# Task prompt
Produce an exact copy of the lines from the line that contains "What's the underlying" to the end of the listing below.

[Records from a collection of figures]
● ● ● ● ●
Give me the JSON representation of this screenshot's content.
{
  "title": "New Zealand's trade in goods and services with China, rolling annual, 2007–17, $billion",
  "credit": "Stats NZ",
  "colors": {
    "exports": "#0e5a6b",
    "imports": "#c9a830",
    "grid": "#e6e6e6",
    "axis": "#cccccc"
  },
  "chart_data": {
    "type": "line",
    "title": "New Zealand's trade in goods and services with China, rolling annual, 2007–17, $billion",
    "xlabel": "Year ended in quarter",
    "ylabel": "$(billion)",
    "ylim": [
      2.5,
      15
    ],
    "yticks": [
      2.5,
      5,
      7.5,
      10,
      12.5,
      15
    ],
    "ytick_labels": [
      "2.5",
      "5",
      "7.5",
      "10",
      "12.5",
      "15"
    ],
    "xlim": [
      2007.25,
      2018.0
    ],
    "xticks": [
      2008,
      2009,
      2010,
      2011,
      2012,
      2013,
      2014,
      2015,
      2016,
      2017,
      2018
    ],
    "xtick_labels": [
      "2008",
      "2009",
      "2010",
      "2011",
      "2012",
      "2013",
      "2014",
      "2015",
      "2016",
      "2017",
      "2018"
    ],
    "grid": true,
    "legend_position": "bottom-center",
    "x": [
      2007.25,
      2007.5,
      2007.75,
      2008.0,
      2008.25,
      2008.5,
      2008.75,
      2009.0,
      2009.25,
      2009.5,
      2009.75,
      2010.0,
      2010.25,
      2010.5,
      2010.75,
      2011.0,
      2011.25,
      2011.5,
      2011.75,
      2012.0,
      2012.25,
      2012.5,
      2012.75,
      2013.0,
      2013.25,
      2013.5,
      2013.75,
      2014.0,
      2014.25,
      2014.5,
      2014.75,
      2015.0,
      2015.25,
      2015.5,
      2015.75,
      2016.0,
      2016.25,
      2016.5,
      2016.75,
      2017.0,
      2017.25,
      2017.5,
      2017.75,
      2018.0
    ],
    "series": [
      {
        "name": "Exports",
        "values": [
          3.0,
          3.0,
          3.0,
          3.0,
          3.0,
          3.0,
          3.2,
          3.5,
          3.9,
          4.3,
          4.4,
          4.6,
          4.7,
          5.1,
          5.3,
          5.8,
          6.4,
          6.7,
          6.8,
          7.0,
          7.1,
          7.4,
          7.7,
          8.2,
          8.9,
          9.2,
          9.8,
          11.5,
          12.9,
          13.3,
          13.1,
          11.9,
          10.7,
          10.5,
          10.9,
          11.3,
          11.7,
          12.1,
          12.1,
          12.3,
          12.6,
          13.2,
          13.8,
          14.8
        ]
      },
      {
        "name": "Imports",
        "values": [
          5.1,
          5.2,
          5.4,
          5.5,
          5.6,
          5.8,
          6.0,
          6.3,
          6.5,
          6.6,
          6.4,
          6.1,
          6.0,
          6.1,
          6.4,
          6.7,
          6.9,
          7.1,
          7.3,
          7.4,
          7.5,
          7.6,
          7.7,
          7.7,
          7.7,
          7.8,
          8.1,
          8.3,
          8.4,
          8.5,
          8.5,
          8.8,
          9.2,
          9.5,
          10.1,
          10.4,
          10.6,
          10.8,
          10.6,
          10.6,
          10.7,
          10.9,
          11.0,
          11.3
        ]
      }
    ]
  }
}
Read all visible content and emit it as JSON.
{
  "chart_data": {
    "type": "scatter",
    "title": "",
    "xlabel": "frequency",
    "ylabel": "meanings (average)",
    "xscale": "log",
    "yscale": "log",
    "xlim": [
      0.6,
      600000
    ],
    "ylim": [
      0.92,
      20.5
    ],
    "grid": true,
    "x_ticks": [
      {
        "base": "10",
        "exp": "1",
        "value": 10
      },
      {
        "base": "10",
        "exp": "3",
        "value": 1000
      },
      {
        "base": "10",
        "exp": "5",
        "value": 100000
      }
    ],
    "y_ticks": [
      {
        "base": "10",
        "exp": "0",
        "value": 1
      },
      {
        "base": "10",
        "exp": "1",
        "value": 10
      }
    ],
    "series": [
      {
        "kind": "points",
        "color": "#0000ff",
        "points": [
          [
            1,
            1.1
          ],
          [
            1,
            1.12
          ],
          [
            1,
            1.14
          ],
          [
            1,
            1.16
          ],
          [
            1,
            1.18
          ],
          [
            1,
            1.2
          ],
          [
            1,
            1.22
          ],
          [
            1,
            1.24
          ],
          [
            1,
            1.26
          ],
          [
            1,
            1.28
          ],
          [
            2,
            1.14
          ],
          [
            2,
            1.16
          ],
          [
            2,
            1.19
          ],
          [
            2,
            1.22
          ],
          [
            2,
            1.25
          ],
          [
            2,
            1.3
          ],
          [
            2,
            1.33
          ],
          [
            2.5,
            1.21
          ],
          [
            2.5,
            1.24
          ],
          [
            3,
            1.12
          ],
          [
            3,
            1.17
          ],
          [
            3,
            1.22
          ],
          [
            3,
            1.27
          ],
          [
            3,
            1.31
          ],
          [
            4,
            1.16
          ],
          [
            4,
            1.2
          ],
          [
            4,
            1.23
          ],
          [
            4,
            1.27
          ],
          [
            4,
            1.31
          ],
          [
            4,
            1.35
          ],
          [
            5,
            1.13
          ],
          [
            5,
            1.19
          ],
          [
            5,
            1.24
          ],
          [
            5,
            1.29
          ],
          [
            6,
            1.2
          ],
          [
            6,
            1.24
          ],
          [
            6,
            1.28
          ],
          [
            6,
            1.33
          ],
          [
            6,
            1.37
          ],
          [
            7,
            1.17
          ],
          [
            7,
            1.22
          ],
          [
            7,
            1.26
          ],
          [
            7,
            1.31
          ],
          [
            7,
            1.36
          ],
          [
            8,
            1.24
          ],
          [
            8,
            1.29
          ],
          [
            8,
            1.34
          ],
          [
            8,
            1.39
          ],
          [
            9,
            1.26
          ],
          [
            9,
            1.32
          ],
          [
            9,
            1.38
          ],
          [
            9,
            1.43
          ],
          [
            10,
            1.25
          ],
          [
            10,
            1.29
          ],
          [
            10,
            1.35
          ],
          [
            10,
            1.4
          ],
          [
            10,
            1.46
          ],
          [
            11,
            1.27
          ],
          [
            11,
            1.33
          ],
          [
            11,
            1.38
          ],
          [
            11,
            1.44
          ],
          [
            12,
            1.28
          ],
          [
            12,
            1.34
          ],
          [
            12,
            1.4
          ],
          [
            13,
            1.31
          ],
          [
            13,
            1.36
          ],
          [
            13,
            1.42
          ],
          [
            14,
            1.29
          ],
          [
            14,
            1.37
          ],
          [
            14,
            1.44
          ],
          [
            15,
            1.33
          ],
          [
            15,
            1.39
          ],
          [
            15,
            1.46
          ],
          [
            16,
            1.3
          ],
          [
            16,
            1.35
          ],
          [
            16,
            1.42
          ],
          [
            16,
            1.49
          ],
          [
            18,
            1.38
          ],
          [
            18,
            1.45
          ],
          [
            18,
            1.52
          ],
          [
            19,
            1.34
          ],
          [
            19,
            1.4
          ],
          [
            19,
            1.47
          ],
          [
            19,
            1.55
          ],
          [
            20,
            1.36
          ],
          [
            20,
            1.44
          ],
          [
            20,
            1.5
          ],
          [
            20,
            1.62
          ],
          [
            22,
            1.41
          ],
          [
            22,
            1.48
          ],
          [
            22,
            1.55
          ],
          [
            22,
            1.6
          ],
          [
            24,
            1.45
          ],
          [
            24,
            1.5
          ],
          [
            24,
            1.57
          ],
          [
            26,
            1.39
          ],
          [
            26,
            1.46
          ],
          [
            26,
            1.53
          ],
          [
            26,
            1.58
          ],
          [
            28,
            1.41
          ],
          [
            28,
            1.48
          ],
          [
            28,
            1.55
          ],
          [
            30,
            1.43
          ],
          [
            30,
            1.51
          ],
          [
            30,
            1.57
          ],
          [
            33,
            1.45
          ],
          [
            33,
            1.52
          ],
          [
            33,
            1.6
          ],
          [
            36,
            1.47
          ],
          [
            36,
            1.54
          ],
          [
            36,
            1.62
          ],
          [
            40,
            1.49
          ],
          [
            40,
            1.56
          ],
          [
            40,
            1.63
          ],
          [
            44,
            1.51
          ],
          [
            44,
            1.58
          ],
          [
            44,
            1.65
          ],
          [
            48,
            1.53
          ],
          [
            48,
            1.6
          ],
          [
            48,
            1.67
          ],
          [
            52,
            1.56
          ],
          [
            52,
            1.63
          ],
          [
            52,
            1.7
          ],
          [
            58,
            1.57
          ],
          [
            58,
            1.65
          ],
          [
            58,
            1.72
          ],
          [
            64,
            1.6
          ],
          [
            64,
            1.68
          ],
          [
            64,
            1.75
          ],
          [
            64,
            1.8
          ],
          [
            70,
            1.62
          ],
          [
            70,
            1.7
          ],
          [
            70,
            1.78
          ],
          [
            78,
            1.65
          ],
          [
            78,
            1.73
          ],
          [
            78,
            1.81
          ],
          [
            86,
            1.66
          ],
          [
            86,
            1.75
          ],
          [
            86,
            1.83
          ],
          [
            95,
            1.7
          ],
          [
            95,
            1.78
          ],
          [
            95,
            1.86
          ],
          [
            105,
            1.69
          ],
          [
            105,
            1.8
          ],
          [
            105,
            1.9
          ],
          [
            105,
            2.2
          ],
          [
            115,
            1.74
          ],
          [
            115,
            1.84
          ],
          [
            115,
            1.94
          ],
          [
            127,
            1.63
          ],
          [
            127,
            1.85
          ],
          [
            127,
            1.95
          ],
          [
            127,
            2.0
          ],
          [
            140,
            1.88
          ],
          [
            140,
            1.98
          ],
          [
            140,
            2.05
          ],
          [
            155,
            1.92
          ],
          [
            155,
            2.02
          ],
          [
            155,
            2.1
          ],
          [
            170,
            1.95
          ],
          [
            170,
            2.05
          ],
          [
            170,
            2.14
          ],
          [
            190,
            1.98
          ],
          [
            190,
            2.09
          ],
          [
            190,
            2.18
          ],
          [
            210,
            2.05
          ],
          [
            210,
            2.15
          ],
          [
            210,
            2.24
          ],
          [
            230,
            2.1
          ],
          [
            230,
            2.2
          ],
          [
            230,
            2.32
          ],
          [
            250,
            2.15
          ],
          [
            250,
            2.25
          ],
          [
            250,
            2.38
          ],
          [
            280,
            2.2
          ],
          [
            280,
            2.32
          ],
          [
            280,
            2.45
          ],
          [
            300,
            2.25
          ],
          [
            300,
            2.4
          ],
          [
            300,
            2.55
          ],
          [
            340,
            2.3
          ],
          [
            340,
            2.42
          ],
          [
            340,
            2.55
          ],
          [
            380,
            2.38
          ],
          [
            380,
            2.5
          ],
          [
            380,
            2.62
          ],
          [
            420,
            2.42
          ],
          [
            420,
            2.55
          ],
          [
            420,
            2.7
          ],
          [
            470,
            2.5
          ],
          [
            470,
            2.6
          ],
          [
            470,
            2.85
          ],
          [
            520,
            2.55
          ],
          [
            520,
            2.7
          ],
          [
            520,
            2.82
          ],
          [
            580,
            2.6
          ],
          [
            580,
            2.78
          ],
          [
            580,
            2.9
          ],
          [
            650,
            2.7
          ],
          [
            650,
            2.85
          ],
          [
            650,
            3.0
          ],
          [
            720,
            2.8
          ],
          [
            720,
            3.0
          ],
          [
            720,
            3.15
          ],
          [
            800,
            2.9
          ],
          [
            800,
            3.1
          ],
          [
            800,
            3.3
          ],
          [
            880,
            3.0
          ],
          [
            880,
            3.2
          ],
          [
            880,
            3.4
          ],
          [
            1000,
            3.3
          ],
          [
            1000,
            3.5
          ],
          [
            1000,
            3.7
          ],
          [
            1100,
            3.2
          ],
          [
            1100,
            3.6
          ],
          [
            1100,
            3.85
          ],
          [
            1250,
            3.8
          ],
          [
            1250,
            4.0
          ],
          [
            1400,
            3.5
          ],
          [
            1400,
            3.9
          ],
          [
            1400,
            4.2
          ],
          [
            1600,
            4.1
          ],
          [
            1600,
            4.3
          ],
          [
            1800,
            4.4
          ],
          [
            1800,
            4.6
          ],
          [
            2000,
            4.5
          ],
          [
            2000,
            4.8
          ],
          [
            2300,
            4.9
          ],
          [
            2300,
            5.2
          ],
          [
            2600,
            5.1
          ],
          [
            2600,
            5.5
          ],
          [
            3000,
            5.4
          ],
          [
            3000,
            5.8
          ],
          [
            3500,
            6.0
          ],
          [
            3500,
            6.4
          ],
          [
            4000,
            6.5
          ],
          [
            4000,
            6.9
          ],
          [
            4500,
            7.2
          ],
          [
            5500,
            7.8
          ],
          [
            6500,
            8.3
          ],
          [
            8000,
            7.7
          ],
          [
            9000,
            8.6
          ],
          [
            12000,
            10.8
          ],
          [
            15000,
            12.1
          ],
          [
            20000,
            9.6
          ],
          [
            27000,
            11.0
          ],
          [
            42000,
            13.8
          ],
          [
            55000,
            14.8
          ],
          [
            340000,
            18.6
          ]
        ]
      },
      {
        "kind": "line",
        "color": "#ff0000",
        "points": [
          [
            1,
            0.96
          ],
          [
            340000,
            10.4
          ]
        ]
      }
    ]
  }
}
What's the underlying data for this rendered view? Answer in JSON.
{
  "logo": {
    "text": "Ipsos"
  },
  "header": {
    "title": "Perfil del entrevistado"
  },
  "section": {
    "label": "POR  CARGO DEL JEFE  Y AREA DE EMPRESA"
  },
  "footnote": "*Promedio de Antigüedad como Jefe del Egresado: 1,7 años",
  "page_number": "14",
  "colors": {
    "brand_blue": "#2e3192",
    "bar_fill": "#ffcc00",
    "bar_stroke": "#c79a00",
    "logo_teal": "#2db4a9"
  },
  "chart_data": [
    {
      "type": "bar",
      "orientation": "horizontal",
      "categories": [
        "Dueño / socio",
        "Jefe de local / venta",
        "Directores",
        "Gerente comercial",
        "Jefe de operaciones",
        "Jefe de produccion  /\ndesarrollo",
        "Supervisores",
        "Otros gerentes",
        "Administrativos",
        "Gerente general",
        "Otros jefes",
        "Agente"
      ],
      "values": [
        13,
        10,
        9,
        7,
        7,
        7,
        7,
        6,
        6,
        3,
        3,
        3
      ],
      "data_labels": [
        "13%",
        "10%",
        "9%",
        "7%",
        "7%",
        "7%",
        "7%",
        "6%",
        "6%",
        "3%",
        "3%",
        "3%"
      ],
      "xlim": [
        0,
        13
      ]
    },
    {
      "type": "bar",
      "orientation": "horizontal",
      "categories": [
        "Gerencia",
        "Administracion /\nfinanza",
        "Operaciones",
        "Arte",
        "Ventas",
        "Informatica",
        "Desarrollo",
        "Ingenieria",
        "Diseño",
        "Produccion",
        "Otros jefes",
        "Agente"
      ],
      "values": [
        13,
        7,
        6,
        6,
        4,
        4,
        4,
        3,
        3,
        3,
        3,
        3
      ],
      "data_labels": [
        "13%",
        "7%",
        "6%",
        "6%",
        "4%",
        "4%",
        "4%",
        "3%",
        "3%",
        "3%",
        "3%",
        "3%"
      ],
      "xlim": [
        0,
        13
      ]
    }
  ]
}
● ● ● ● ●
# The result
What's the underlying data for this rendered view? Answer in JSON.
{
  "logo": {
    "text": "Ipsos"
  },
  "header": {
    "title": "Perfil del entrevistado"
  },
  "section": {
    "label": "POR  CARGO DEL JEFE  Y AREA DE EMPRESA"
  },
  "footnote": "*Promedio de Antigüedad como Jefe del Egresado: 1,7 años",
  "page_number": "14",
  "colors": {
    "brand_blue": "#2e3192",
    "bar_fill": "#ffcc00",
    "bar_stroke": "#c79a00",
    "logo_teal": "#2db4a9"
  },
  "chart_data": [
    {
      "type": "bar",
      "orientation": "horizontal",
      "categories": [
        "Dueño / socio",
        "Jefe de local / venta",
        "Directores",
        "Gerente comercial",
        "Jefe de operaciones",
        "Jefe de produccion  /\ndesarrollo",
        "Supervisores",
        "Otros gerentes",
        "Administrativos",
        "Gerente general",
        "Otros jefes",
        "Agente"
      ],
      "values": [
        13,
        10,
        9,
        7,
        7,
        7,
        7,
        6,
        6,
        3,
        3,
        3
      ],
      "data_labels": [
        "13%",
        "10%",
        "9%",
        "7%",
        "7%",
        "7%",
        "7%",
        "6%",
        "6%",
        "3%",
        "3%",
        "3%"
      ],
      "xlim": [
        0,
        13
      ]
    },
    {
      "type": "bar",
      "orientation": "horizontal",
      "categories": [
        "Gerencia",
        "Administracion /\nfinanza",
        "Operaciones",
        "Arte",
        "Ventas",
        "Informatica",
        "Desarrollo",
        "Ingenieria",
        "Diseño",
        "Produccion",
        "Otros jefes",
        "Agente"
      ],
      "values": [
        13,
        7,
        6,
        6,
        4,
        4,
        4,
        3,
        3,
        3,
        3,
        3
      ],
      "data_labels": [
        "13%",
        "7%",
        "6%",
        "6%",
        "4%",
        "4%",
        "4%",
        "3%",
        "3%",
        "3%",
        "3%",
        "3%"
      ],
      "xlim": [
        0,
        13
      ]
    }
  ]
}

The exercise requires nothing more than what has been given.